§ **RECORDS FOR THIS EXERCISE**:
>> Start

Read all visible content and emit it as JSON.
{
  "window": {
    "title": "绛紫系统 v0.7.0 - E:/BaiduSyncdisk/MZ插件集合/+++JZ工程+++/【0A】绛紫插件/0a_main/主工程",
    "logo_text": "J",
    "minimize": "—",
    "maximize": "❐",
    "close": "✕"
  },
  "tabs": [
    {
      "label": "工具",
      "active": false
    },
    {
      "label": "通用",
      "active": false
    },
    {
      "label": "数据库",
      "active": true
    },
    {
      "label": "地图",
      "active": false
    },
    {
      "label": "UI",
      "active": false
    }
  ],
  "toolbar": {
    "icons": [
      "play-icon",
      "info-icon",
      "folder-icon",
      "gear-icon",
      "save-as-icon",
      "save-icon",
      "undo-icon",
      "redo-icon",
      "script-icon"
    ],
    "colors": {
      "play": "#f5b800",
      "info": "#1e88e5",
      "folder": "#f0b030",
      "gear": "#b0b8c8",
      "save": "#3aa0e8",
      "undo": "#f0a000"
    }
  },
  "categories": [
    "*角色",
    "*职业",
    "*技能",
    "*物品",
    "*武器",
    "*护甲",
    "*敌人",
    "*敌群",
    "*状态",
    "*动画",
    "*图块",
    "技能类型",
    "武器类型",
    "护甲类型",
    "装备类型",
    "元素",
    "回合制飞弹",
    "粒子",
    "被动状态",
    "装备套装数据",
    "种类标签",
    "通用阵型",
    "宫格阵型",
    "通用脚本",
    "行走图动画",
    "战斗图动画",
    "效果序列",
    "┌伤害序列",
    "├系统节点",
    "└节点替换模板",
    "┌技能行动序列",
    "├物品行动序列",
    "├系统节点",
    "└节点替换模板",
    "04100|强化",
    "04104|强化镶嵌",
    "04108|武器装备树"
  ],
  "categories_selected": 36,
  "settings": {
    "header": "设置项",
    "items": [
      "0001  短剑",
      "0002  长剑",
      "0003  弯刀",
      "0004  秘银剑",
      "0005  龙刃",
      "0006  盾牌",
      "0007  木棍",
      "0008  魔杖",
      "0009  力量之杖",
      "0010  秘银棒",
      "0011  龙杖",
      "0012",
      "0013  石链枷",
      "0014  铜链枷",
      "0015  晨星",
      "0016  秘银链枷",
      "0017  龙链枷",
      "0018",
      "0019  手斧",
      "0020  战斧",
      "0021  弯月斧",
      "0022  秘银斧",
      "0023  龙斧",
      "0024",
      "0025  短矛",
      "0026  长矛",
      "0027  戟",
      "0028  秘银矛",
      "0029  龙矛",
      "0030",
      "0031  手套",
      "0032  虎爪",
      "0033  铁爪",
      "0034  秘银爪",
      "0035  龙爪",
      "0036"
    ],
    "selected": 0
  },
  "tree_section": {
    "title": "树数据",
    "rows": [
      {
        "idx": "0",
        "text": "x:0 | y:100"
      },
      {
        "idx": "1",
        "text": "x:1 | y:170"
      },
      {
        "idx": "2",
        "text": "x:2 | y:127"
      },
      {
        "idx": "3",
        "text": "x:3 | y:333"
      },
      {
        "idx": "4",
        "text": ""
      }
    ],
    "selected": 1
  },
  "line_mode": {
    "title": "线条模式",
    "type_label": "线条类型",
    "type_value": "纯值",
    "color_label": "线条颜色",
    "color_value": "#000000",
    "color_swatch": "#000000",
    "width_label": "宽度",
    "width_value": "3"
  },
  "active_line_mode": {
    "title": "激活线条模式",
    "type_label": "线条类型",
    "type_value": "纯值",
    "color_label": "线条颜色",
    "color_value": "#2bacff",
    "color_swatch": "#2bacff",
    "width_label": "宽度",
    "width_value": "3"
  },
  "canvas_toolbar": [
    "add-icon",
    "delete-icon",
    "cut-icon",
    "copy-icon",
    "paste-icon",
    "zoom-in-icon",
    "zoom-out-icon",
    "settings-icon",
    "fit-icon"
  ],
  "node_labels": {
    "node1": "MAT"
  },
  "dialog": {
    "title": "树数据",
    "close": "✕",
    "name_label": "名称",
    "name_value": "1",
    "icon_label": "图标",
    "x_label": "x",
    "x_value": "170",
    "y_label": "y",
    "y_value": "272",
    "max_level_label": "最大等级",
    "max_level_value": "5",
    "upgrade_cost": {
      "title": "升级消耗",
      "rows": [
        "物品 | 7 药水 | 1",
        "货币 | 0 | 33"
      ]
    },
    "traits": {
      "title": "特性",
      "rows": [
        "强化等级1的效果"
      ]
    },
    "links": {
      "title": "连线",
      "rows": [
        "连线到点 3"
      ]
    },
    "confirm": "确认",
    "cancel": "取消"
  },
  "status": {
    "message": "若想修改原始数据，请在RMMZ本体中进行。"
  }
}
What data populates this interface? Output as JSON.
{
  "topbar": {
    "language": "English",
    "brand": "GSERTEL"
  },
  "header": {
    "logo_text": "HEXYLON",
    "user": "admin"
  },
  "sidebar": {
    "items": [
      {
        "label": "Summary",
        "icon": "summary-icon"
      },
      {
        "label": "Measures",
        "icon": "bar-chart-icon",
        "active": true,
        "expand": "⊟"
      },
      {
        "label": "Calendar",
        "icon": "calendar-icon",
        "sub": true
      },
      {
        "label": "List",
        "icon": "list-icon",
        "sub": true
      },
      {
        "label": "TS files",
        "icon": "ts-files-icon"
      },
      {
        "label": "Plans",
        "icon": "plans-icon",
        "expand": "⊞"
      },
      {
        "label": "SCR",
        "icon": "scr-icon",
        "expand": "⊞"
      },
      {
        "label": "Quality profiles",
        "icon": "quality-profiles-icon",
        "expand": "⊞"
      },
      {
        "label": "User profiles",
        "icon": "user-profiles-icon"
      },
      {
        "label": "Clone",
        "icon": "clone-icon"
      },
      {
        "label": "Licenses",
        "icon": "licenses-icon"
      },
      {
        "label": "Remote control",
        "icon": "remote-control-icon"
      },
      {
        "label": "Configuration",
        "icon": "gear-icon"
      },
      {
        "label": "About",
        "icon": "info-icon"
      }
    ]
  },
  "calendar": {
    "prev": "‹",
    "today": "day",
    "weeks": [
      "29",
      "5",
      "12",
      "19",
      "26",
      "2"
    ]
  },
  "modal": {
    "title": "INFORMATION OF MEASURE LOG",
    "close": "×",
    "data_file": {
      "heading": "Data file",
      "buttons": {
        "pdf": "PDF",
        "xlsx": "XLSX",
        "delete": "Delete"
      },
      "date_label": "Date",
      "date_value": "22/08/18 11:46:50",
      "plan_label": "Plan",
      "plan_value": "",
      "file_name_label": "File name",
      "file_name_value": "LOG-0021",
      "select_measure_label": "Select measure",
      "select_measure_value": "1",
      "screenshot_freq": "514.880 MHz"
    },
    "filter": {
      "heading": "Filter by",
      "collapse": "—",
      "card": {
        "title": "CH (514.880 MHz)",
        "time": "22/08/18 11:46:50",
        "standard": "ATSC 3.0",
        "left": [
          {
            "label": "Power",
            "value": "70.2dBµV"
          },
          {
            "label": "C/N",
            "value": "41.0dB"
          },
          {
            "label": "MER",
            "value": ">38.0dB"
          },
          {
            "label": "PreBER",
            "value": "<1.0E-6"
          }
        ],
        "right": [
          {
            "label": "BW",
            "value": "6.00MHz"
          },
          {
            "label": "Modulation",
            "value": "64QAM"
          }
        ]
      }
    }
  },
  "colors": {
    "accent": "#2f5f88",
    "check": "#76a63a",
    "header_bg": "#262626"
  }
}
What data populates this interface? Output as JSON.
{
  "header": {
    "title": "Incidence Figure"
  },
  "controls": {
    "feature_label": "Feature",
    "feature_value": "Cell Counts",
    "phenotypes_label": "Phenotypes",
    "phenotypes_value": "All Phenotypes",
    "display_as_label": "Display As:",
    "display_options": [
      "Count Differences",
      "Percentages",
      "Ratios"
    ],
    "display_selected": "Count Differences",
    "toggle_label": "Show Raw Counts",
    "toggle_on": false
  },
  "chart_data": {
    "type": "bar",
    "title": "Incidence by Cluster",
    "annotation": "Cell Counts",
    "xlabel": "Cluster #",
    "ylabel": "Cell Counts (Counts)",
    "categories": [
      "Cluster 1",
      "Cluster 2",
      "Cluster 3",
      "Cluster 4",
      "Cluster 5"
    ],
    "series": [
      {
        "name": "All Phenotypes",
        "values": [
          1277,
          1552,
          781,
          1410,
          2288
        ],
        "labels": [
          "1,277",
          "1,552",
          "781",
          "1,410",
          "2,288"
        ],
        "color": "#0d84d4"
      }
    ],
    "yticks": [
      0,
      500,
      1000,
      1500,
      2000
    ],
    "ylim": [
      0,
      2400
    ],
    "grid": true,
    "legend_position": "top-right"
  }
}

>> End

§ **SET PROBLEM**: State how many lines hold the word "Incidence". The number is the whole answer.

§ **FINAL RESULT**: 2